Page element annotations:
================

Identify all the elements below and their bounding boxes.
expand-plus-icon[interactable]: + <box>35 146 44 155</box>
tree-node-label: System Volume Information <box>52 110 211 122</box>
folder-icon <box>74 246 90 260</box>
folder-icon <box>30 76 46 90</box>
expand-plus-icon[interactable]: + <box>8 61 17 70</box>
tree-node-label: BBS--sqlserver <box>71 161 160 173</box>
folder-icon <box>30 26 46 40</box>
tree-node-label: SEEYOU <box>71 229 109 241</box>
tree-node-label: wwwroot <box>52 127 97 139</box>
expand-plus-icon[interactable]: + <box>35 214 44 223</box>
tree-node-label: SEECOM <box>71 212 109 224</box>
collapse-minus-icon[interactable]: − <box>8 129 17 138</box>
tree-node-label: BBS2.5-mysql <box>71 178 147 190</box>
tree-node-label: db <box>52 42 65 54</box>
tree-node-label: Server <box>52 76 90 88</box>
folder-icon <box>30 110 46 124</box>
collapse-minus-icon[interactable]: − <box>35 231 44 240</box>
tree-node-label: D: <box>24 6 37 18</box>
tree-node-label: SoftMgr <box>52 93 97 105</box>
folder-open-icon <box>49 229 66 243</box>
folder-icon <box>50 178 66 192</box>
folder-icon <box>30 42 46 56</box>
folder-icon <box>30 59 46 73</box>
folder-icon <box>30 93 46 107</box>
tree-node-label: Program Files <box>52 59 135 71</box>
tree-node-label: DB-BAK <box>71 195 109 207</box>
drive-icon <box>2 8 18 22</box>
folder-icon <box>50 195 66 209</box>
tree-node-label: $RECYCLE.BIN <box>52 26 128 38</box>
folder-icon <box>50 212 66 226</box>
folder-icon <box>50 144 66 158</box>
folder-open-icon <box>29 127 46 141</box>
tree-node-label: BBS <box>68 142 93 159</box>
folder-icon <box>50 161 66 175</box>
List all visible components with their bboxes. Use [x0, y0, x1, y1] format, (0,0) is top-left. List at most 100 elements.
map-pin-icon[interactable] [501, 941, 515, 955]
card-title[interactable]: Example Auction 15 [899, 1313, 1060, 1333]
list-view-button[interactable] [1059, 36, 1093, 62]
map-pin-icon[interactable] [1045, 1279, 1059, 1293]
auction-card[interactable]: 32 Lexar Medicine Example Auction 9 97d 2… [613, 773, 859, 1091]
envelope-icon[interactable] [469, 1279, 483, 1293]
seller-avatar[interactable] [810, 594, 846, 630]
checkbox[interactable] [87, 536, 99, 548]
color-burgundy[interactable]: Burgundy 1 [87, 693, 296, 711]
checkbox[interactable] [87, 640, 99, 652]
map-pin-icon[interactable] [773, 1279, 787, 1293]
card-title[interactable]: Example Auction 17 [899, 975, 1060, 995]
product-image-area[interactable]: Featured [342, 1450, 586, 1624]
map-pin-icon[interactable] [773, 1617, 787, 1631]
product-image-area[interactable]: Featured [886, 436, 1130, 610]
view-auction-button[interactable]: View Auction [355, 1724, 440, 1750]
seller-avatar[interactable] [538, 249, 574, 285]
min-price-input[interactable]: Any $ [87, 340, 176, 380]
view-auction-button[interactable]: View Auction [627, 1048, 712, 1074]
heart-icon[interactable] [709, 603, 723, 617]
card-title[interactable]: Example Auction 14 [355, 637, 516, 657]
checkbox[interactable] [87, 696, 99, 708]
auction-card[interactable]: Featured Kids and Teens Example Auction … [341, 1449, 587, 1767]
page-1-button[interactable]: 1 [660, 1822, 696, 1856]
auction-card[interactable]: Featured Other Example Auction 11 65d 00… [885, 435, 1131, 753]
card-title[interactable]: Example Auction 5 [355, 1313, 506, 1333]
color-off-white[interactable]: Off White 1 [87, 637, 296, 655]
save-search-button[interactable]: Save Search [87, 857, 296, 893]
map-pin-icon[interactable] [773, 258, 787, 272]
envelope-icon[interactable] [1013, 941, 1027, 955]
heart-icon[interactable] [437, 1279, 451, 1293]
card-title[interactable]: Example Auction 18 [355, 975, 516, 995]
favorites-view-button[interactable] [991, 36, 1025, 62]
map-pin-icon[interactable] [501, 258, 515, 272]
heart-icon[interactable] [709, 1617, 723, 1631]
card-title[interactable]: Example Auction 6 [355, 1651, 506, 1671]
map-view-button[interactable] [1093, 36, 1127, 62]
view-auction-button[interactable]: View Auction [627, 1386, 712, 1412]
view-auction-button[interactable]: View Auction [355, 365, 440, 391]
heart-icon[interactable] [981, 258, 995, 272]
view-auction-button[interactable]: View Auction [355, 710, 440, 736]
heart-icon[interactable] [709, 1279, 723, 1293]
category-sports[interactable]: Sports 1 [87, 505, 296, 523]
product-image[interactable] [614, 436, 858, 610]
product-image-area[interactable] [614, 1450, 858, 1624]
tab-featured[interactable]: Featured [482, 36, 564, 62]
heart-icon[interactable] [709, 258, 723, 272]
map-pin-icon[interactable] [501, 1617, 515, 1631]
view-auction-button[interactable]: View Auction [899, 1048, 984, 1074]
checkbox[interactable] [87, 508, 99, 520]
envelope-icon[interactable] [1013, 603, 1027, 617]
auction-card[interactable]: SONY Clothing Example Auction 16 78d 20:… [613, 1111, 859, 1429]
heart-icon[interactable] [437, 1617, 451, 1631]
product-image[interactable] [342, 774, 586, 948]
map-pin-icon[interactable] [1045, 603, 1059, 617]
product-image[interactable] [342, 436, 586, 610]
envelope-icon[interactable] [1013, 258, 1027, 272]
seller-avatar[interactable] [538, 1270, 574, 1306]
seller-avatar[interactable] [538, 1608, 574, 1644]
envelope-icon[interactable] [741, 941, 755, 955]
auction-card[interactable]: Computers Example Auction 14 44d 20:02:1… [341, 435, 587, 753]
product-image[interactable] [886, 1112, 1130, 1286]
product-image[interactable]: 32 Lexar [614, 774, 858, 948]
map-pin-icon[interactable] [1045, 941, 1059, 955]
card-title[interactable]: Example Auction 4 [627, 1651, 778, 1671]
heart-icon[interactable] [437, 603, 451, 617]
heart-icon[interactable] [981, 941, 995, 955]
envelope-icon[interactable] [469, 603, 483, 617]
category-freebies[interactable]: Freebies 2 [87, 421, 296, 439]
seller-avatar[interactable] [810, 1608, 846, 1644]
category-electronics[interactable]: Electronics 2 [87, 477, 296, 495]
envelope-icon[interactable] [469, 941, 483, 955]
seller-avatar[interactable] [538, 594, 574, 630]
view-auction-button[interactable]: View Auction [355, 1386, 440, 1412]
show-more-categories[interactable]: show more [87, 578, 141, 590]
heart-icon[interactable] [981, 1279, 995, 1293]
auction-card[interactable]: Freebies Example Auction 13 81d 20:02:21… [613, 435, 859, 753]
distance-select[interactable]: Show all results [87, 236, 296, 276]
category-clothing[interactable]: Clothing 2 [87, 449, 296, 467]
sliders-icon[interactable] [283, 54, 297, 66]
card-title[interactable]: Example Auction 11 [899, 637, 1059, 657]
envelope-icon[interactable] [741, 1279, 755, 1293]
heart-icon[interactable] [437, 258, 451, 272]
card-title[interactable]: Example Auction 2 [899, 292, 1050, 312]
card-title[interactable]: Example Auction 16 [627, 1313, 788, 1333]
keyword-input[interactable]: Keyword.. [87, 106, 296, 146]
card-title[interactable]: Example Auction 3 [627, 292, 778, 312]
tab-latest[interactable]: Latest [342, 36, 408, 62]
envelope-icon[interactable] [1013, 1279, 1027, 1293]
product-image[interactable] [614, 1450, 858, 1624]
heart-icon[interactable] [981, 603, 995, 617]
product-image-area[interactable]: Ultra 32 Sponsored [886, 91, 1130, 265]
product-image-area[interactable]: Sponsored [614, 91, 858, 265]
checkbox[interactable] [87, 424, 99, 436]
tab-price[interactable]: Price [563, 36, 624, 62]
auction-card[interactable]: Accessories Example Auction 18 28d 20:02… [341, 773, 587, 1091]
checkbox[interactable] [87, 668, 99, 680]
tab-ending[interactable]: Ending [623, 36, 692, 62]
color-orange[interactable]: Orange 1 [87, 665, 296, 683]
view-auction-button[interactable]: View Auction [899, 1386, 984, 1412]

================

> What is asked
Write out the lines starting with the first one and ending with the line that contains "tree-node-label: BBS2.5-mysql <box>71", both included, reproducing each character unchanged.

> Exercise response
Identify all the elements below and their bounding boxes.
expand-plus-icon[interactable]: + <box>35 146 44 155</box>
tree-node-label: System Volume Information <box>52 110 211 122</box>
folder-icon <box>74 246 90 260</box>
folder-icon <box>30 76 46 90</box>
expand-plus-icon[interactable]: + <box>8 61 17 70</box>
tree-node-label: BBS--sqlserver <box>71 161 160 173</box>
folder-icon <box>30 26 46 40</box>
tree-node-label: SEEYOU <box>71 229 109 241</box>
tree-node-label: wwwroot <box>52 127 97 139</box>
expand-plus-icon[interactable]: + <box>35 214 44 223</box>
tree-node-label: SEECOM <box>71 212 109 224</box>
collapse-minus-icon[interactable]: − <box>8 129 17 138</box>
tree-node-label: BBS2.5-mysql <box>71 178 147 190</box>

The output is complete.